Your instructions: Copy out the rows from the line containing "Patent image size: (1058, 990)." through the line containing "The cable drum 106 is at (358, 410).", unchanged and including both ends.

Material provided:
————
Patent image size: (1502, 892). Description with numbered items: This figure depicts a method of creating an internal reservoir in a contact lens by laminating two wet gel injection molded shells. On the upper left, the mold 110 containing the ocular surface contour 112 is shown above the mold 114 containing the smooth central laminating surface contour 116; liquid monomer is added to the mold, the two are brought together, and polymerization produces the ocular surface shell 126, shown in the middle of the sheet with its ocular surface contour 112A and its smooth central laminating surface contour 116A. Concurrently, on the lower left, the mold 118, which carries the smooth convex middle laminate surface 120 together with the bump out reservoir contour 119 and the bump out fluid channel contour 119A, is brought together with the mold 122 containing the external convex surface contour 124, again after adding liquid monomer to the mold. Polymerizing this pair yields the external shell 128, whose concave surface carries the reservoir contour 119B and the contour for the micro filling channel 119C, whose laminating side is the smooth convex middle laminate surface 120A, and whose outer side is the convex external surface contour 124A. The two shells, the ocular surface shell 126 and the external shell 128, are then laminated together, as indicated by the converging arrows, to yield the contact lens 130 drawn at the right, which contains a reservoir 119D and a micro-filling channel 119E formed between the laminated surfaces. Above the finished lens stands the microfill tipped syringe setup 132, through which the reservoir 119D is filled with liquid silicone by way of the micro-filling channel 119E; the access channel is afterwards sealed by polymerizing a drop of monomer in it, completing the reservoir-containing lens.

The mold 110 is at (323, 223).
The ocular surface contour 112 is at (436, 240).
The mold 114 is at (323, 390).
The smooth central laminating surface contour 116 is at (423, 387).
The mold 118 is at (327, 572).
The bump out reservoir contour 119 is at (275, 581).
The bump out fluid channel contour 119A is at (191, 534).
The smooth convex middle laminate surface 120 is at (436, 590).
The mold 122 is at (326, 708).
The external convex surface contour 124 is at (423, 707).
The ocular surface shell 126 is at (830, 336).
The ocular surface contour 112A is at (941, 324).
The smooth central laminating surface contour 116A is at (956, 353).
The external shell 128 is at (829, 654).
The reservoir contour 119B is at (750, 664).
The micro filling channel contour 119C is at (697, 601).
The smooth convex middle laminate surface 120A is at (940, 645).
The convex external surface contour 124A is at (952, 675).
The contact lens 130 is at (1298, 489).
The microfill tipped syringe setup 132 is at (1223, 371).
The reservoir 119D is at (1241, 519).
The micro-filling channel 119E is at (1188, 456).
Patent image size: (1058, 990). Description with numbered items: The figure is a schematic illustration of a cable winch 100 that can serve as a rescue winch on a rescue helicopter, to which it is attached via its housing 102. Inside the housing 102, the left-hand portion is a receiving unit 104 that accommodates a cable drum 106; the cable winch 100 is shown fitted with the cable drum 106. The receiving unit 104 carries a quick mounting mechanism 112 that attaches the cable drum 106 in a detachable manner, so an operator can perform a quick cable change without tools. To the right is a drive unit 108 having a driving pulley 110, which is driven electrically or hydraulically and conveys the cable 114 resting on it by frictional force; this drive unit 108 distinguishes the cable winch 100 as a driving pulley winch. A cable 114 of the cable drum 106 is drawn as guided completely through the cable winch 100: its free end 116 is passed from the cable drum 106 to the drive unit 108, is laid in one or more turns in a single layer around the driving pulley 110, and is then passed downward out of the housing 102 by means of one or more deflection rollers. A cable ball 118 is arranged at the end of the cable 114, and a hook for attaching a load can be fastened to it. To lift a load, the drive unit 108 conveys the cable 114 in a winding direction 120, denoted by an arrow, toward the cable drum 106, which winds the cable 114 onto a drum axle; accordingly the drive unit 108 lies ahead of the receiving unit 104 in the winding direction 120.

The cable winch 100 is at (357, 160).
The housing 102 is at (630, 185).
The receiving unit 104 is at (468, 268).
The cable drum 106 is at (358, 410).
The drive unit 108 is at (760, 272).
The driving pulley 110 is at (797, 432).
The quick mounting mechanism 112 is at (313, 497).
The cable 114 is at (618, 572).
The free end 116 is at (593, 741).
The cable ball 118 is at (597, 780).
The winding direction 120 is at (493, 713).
————
Result for this task:
Patent image size: (1058, 990). Description with numbered items: The figure is a schematic illustration of a cable winch 100 that can serve as a rescue winch on a rescue helicopter, to which it is attached via its housing 102. Inside the housing 102, the left-hand portion is a receiving unit 104 that accommodates a cable drum 106; the cable winch 100 is shown fitted with the cable drum 106. The receiving unit 104 carries a quick mounting mechanism 112 that attaches the cable drum 106 in a detachable manner, so an operator can perform a quick cable change without tools. To the right is a drive unit 108 having a driving pulley 110, which is driven electrically or hydraulically and conveys the cable 114 resting on it by frictional force; this drive unit 108 distinguishes the cable winch 100 as a driving pulley winch. A cable 114 of the cable drum 106 is drawn as guided completely through the cable winch 100: its free end 116 is passed from the cable drum 106 to the drive unit 108, is laid in one or more turns in a single layer around the driving pulley 110, and is then passed downward out of the housing 102 by means of one or more deflection rollers. A cable ball 118 is arranged at the end of the cable 114, and a hook for attaching a load can be fastened to it. To lift a load, the drive unit 108 conveys the cable 114 in a winding direction 120, denoted by an arrow, toward the cable drum 106, which winds the cable 114 onto a drum axle; accordingly the drive unit 108 lies ahead of the receiving unit 104 in the winding direction 120.

The cable winch 100 is at (357, 160).
The housing 102 is at (630, 185).
The receiving unit 104 is at (468, 268).
The cable drum 106 is at (358, 410).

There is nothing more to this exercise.